→ **WRITTEN EXERCISE**: Don't copy the pictures; return every other part of the records exactly.

→ **SOURCE RECORDS**:

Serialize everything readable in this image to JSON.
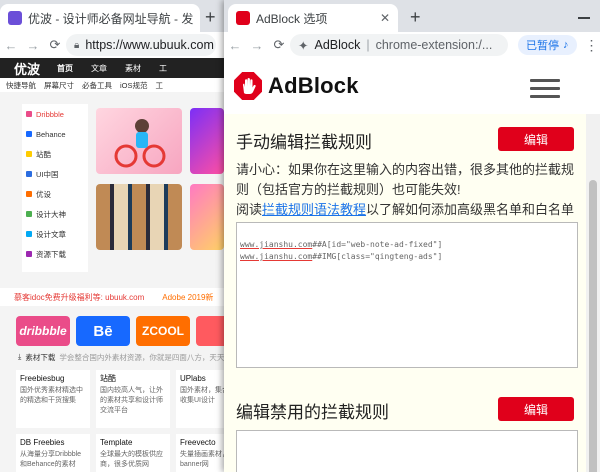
{
  "left_window": {
    "tab_title": "优波 - 设计师必备网址导航 - 发",
    "tab_favicon": "purple-u-logo",
    "url": "https://www.ubuuk.com",
    "site": {
      "logo": "优波",
      "logo_sub": "设计\nubuuk.com",
      "nav": [
        "首页",
        "文章",
        "素材",
        "工"
      ],
      "quick_links": [
        "快捷导航",
        "屏幕尺寸",
        "必备工具",
        "iOS规范",
        "工"
      ],
      "categories": [
        "Dribbble",
        "Behance",
        "站酷",
        "UI中国",
        "优设",
        "设计大神",
        "设计文章",
        "资源下载"
      ],
      "ticker": [
        "慕客idoc免费升级福利等: ubuuk.com",
        "Adobe 2019新"
      ],
      "brands": [
        {
          "label": "dribbble",
          "color": "#ea4c89"
        },
        {
          "label": "Bē",
          "color": "#1769ff"
        },
        {
          "label": "ZCOOL",
          "color": "#ff6e00"
        },
        {
          "label": "",
          "color": "#ff5a5f"
        }
      ],
      "downloads_title": "素材下载",
      "downloads_note": "学会整合国内外素材资源，你就是四面八方，天天有",
      "cards": [
        {
          "title": "Freebiesbug",
          "desc": "国外优秀素材精选中的精选和干货搜集"
        },
        {
          "title": "站酷",
          "desc": "国内较高人气，让外的素材共享和设计师交流平台"
        },
        {
          "title": "UPlabs",
          "desc": "国外素材，集合素材收集UI设计"
        },
        {
          "title": "DB Freebies",
          "desc": "从海量分享Dribbble和Behance的素材"
        },
        {
          "title": "Template",
          "desc": "全球最大的模板供应商，很多优质网"
        },
        {
          "title": "Freevecto",
          "desc": "失量插画素材，banner网"
        }
      ]
    }
  },
  "right_window": {
    "tab_title": "AdBlock 选项",
    "address_label": "AdBlock",
    "url": "chrome-extension:/...",
    "paused_label": "已暂停",
    "logo_text": "AdBlock",
    "section1": {
      "title": "手动编辑拦截规则",
      "button": "编辑",
      "warning_line1": "请小心：如果你在这里输入的内容出错，很多其他的拦截规则（包括官方的拦截规则）也可能失效!",
      "warning_prefix": "阅读",
      "warning_link": "拦截规则语法教程",
      "warning_suffix": "以了解如何添加高级黑名单和白名单规则。",
      "rules": [
        {
          "domain": "www.jianshu.com",
          "rule": "##A[id=\"web-note-ad-fixed\"]"
        },
        {
          "domain": "www.jianshu.com",
          "rule": "##IMG[class=\"qingteng-ads\"]"
        }
      ]
    },
    "section2": {
      "title": "编辑禁用的拦截规则",
      "button": "编辑"
    }
  },
  "colors": {
    "adblock_red": "#e0001b",
    "link_blue": "#1a73e8",
    "body_cream": "#fffff2"
  }
}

→ **EXERCISE RESULT**:
Serialize everything readable in this image to JSON.
{
  "left_window": {
    "tab_title": "优波 - 设计师必备网址导航 - 发",
    "tab_favicon": "purple-u-logo",
    "url": "https://www.ubuuk.com",
    "site": {
      "logo": "优波",
      "logo_sub": "设计\nubuuk.com",
      "nav": [
        "首页",
        "文章",
        "素材",
        "工"
      ],
      "quick_links": [
        "快捷导航",
        "屏幕尺寸",
        "必备工具",
        "iOS规范",
        "工"
      ],
      "categories": [
        "Dribbble",
        "Behance",
        "站酷",
        "UI中国",
        "优设",
        "设计大神",
        "设计文章",
        "资源下载"
      ],
      "ticker": [
        "慕客idoc免费升级福利等: ubuuk.com",
        "Adobe 2019新"
      ],
      "brands": [
        {
          "label": "dribbble",
          "color": "#ea4c89"
        },
        {
          "label": "Bē",
          "color": "#1769ff"
        },
        {
          "label": "ZCOOL",
          "color": "#ff6e00"
        },
        {
          "label": "",
          "color": "#ff5a5f"
        }
      ],
      "downloads_title": "素材下载",
      "downloads_note": "学会整合国内外素材资源，你就是四面八方，天天有",
      "cards": [
        {
          "title": "Freebiesbug",
          "desc": "国外优秀素材精选中的精选和干货搜集"
        },
        {
          "title": "站酷",
          "desc": "国内较高人气，让外的素材共享和设计师交流平台"
        },
        {
          "title": "UPlabs",
          "desc": "国外素材，集合素材收集UI设计"
        },
        {
          "title": "DB Freebies",
          "desc": "从海量分享Dribbble和Behance的素材"
        },
        {
          "title": "Template",
          "desc": "全球最大的模板供应商，很多优质网"
        },
        {
          "title": "Freevecto",
          "desc": "失量插画素材，banner网"
        }
      ]
    }
  },
  "right_window": {
    "tab_title": "AdBlock 选项",
    "address_label": "AdBlock",
    "url": "chrome-extension:/...",
    "paused_label": "已暂停",
    "logo_text": "AdBlock",
    "section1": {
      "title": "手动编辑拦截规则",
      "button": "编辑",
      "warning_line1": "请小心：如果你在这里输入的内容出错，很多其他的拦截规则（包括官方的拦截规则）也可能失效!",
      "warning_prefix": "阅读",
      "warning_link": "拦截规则语法教程",
      "warning_suffix": "以了解如何添加高级黑名单和白名单规则。",
      "rules": [
        {
          "domain": "www.jianshu.com",
          "rule": "##A[id=\"web-note-ad-fixed\"]"
        },
        {
          "domain": "www.jianshu.com",
          "rule": "##IMG[class=\"qingteng-ads\"]"
        }
      ]
    },
    "section2": {
      "title": "编辑禁用的拦截规则",
      "button": "编辑"
    }
  },
  "colors": {
    "adblock_red": "#e0001b",
    "link_blue": "#1a73e8",
    "body_cream": "#fffff2"
  }
}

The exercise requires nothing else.